[Dataset listings of figures]
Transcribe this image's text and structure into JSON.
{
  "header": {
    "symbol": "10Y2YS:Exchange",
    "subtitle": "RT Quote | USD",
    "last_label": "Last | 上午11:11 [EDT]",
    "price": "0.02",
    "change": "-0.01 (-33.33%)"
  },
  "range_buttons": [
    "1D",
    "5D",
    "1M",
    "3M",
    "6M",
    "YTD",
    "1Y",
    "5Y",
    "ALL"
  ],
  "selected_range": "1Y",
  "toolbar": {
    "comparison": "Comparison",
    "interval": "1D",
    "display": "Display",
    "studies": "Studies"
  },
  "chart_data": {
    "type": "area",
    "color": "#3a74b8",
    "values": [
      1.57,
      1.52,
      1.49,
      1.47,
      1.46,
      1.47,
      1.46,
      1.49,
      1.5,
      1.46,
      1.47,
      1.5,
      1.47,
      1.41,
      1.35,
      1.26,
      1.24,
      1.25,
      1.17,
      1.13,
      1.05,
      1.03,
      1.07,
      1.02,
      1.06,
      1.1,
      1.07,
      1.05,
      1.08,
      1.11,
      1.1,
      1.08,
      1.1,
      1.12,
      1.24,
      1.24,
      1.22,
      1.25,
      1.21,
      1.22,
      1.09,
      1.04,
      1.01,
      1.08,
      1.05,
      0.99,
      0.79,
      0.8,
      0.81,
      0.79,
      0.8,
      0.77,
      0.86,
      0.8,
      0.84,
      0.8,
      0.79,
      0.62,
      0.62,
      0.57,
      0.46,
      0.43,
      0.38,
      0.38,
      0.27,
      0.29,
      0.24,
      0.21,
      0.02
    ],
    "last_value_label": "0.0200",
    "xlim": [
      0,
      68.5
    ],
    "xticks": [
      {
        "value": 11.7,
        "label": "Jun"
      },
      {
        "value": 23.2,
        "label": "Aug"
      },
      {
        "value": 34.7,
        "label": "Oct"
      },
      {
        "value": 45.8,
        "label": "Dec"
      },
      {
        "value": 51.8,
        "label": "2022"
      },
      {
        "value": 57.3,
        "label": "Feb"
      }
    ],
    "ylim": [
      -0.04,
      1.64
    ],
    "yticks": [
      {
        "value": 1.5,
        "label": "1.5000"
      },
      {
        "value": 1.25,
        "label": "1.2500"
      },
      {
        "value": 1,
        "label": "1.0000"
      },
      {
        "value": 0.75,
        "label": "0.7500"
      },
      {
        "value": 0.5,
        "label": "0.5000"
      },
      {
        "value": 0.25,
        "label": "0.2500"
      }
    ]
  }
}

» **Exercise aim**:
Extract the complete data, matching each line exactly.

» **Answer below**:
Transcribe this image's text and structure into JSON.
{
  "header": {
    "symbol": "10Y2YS:Exchange",
    "subtitle": "RT Quote | USD",
    "last_label": "Last | 上午11:11 [EDT]",
    "price": "0.02",
    "change": "-0.01 (-33.33%)"
  },
  "range_buttons": [
    "1D",
    "5D",
    "1M",
    "3M",
    "6M",
    "YTD",
    "1Y",
    "5Y",
    "ALL"
  ],
  "selected_range": "1Y",
  "toolbar": {
    "comparison": "Comparison",
    "interval": "1D",
    "display": "Display",
    "studies": "Studies"
  },
  "chart_data": {
    "type": "area",
    "color": "#3a74b8",
    "values": [
      1.57,
      1.52,
      1.49,
      1.47,
      1.46,
      1.47,
      1.46,
      1.49,
      1.5,
      1.46,
      1.47,
      1.5,
      1.47,
      1.41,
      1.35,
      1.26,
      1.24,
      1.25,
      1.17,
      1.13,
      1.05,
      1.03,
      1.07,
      1.02,
      1.06,
      1.1,
      1.07,
      1.05,
      1.08,
      1.11,
      1.1,
      1.08,
      1.1,
      1.12,
      1.24,
      1.24,
      1.22,
      1.25,
      1.21,
      1.22,
      1.09,
      1.04,
      1.01,
      1.08,
      1.05,
      0.99,
      0.79,
      0.8,
      0.81,
      0.79,
      0.8,
      0.77,
      0.86,
      0.8,
      0.84,
      0.8,
      0.79,
      0.62,
      0.62,
      0.57,
      0.46,
      0.43,
      0.38,
      0.38,
      0.27,
      0.29,
      0.24,
      0.21,
      0.02
    ],
    "last_value_label": "0.0200",
    "xlim": [
      0,
      68.5
    ],
    "xticks": [
      {
        "value": 11.7,
        "label": "Jun"
      },
      {
        "value": 23.2,
        "label": "Aug"
      },
      {
        "value": 34.7,
        "label": "Oct"
      },
      {
        "value": 45.8,
        "label": "Dec"
      },
      {
        "value": 51.8,
        "label": "2022"
      },
      {
        "value": 57.3,
        "label": "Feb"
      }
    ],
    "ylim": [
      -0.04,
      1.64
    ],
    "yticks": [
      {
        "value": 1.5,
        "label": "1.5000"
      },
      {
        "value": 1.25,
        "label": "1.2500"
      },
      {
        "value": 1,
        "label": "1.0000"
      },
      {
        "value": 0.75,
        "label": "0.7500"
      },
      {
        "value": 0.5,
        "label": "0.5000"
      },
      {
        "value": 0.25,
        "label": "0.2500"
      }
    ]
  }
}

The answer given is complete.